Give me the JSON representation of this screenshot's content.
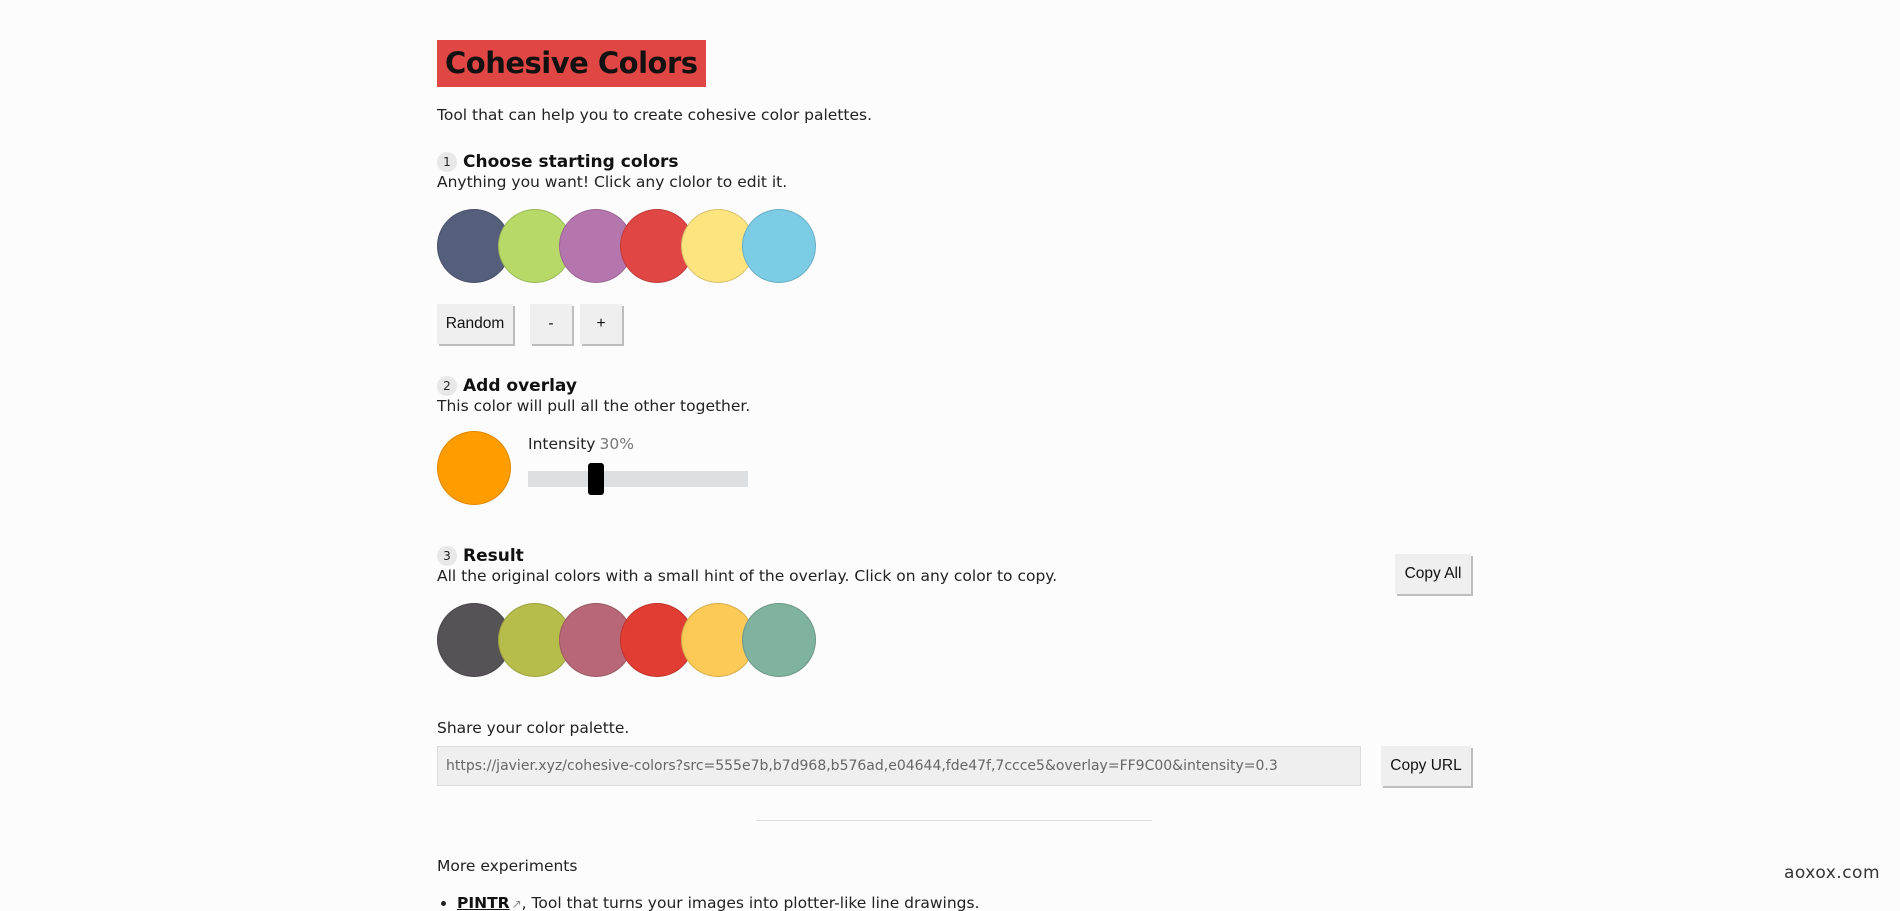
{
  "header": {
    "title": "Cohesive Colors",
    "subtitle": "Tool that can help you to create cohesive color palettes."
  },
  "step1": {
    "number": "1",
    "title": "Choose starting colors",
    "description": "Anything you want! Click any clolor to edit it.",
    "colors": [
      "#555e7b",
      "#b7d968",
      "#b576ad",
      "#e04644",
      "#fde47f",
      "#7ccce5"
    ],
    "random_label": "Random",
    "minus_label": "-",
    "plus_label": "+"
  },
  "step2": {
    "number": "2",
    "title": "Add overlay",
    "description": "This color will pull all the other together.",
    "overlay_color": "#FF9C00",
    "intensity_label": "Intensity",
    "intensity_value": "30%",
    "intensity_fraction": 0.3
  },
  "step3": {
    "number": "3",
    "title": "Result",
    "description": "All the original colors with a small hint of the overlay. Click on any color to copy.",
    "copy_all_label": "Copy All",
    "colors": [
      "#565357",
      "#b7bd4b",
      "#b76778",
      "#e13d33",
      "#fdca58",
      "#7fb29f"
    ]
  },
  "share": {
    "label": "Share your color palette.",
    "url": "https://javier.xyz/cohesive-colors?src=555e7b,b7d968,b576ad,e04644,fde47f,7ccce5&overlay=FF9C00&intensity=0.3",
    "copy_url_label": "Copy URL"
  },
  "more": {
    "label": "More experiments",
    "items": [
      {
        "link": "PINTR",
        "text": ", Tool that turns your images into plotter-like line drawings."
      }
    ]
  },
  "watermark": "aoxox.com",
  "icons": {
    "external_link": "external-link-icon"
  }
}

...

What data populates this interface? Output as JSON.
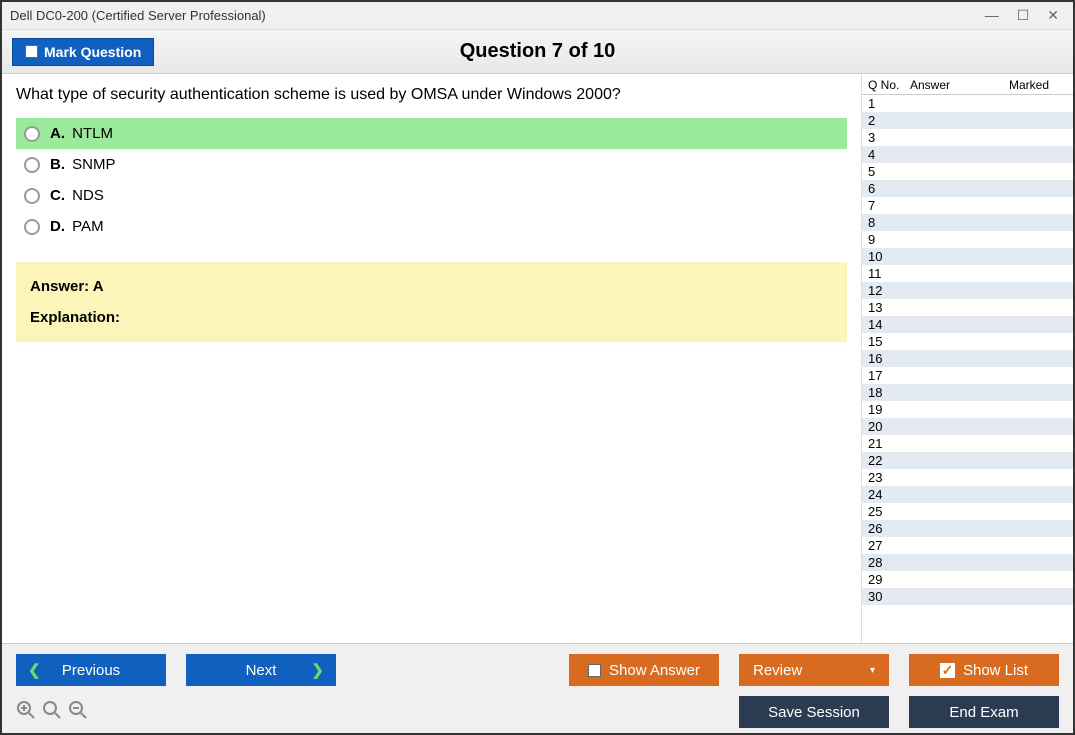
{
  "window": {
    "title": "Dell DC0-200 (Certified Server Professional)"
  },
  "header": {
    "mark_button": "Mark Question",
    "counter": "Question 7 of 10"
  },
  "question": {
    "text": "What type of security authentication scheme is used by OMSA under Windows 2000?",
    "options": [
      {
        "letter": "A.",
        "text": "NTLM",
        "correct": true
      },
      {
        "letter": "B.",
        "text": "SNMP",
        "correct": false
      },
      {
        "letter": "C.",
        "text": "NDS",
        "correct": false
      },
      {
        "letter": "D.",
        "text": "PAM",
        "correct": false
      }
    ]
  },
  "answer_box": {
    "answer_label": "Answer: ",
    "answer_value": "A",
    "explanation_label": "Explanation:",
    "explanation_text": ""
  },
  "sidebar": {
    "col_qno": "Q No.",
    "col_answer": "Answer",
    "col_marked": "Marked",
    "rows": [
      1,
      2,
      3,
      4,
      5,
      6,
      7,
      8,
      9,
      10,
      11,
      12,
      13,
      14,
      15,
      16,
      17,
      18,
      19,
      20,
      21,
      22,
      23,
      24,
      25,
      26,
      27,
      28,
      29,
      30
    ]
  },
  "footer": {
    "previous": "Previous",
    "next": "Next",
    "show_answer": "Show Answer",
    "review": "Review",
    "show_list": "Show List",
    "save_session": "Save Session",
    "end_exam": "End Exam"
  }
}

→ **Task to complete**: Only the number is wanted: how many lines in the preceding entries hold the string "that"?

→ **Correct output**: 2